WHAT THIS TASK INVOLVES: Identify every line in the records below that contains the word "JSON", and copy each of those lines.

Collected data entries
++++++++
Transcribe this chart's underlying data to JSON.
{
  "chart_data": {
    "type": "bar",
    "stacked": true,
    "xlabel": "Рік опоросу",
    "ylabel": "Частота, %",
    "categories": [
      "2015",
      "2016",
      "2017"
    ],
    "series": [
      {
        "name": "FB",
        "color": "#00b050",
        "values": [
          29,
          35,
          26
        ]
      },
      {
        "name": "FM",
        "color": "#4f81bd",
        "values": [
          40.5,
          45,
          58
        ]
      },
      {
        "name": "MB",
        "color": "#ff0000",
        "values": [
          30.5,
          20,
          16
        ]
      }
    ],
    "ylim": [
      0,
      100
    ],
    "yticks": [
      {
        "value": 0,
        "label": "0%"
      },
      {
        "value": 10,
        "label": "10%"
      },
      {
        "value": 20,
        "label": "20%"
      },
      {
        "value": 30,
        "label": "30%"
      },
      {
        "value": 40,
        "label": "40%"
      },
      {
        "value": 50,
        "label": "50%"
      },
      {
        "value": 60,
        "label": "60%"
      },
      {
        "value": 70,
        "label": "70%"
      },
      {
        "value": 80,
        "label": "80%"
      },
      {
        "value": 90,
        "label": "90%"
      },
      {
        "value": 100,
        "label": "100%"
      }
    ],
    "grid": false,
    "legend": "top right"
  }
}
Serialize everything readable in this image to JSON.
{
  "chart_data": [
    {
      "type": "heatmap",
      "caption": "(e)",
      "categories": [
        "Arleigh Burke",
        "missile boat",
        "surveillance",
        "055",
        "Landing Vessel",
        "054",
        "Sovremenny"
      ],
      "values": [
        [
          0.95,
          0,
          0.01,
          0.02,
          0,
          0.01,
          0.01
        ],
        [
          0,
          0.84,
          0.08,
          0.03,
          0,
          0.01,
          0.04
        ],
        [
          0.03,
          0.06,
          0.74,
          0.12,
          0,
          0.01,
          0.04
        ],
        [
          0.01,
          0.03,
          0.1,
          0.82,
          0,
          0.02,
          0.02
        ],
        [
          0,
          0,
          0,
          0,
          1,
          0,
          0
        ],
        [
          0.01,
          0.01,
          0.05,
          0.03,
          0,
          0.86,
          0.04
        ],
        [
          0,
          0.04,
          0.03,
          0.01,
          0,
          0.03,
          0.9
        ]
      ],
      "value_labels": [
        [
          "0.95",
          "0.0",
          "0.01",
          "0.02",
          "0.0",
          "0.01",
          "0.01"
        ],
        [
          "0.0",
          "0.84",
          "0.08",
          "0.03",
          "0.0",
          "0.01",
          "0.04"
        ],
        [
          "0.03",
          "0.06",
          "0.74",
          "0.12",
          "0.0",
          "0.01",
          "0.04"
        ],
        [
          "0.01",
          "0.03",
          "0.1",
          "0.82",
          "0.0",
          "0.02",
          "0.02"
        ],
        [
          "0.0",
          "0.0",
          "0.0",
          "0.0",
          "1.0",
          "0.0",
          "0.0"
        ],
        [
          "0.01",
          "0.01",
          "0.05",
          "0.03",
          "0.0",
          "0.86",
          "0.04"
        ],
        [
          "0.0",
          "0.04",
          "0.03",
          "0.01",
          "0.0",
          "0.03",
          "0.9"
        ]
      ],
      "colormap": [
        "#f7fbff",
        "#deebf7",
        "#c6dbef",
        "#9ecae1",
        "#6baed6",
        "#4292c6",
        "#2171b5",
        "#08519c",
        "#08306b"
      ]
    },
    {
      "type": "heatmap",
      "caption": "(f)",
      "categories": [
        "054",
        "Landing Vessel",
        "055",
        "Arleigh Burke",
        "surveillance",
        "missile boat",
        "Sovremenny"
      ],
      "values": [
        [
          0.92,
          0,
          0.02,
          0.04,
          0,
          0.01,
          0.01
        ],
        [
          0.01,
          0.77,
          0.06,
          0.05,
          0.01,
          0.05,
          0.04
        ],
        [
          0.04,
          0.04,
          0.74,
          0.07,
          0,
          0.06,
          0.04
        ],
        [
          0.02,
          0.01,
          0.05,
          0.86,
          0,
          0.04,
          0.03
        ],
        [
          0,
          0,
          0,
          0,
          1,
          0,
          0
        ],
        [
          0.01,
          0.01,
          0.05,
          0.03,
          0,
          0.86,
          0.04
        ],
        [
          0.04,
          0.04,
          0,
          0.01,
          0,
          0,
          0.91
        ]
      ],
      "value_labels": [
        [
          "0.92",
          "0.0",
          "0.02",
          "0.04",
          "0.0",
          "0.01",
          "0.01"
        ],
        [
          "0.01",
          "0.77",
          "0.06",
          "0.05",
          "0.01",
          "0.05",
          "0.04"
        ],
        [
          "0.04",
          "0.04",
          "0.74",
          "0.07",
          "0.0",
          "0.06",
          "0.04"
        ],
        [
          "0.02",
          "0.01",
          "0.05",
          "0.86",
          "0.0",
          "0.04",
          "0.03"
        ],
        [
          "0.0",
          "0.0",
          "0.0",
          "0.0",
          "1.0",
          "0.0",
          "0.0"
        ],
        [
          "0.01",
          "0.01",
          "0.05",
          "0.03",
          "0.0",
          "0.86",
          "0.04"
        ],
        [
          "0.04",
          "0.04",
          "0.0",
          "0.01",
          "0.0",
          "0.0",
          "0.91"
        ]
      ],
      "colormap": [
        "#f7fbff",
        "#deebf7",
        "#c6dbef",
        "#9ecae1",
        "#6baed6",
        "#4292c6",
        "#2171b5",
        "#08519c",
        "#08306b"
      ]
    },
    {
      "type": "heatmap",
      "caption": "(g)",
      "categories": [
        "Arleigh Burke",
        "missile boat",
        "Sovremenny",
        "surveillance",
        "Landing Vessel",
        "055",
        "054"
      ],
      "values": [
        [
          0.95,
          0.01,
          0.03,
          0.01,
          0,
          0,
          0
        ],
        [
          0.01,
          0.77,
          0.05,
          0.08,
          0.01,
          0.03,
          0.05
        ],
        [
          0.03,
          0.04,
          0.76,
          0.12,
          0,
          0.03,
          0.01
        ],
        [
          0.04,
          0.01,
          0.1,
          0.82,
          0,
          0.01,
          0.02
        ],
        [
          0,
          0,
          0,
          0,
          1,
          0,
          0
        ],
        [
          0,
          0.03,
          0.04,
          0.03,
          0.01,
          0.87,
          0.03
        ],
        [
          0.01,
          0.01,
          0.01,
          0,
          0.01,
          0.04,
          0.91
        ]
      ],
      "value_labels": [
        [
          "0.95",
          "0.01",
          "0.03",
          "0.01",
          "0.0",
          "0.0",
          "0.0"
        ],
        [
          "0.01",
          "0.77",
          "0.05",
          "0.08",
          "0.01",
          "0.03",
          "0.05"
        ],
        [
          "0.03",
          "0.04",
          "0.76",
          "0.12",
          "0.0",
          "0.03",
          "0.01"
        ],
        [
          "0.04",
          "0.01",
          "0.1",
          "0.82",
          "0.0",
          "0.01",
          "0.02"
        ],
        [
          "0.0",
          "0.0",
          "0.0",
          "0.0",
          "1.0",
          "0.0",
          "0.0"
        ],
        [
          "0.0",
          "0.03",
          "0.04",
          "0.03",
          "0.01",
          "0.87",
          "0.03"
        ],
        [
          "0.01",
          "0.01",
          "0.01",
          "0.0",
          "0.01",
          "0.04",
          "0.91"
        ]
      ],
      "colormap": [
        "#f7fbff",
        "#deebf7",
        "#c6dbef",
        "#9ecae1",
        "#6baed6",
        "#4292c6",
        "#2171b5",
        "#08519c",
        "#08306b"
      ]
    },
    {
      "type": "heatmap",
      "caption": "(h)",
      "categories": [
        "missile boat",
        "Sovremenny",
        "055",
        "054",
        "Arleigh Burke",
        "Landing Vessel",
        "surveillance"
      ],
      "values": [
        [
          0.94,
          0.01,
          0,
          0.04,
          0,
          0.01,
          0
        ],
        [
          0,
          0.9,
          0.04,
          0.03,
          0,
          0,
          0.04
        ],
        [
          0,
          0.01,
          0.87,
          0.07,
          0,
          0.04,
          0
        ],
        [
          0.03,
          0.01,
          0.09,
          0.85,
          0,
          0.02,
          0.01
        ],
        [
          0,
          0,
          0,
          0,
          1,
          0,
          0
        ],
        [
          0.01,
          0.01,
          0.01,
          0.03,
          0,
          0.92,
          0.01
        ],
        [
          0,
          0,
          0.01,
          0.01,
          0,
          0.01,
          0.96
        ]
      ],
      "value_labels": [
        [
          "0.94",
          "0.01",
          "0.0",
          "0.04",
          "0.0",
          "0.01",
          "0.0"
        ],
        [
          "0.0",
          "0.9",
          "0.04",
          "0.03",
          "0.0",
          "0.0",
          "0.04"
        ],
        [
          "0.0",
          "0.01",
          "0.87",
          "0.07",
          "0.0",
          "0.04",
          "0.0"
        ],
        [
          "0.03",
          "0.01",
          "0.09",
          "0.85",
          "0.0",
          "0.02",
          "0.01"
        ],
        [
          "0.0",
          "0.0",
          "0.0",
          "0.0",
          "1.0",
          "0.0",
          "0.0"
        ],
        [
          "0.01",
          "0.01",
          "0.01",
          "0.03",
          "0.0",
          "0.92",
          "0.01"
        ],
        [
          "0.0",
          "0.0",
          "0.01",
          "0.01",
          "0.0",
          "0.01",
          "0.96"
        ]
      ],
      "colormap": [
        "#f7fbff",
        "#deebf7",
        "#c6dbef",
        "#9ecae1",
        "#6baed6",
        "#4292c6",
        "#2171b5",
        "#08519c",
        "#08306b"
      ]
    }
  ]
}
++++++++
ANSWER TO THIS TASK:
Transcribe this chart's underlying data to JSON.
Serialize everything readable in this image to JSON.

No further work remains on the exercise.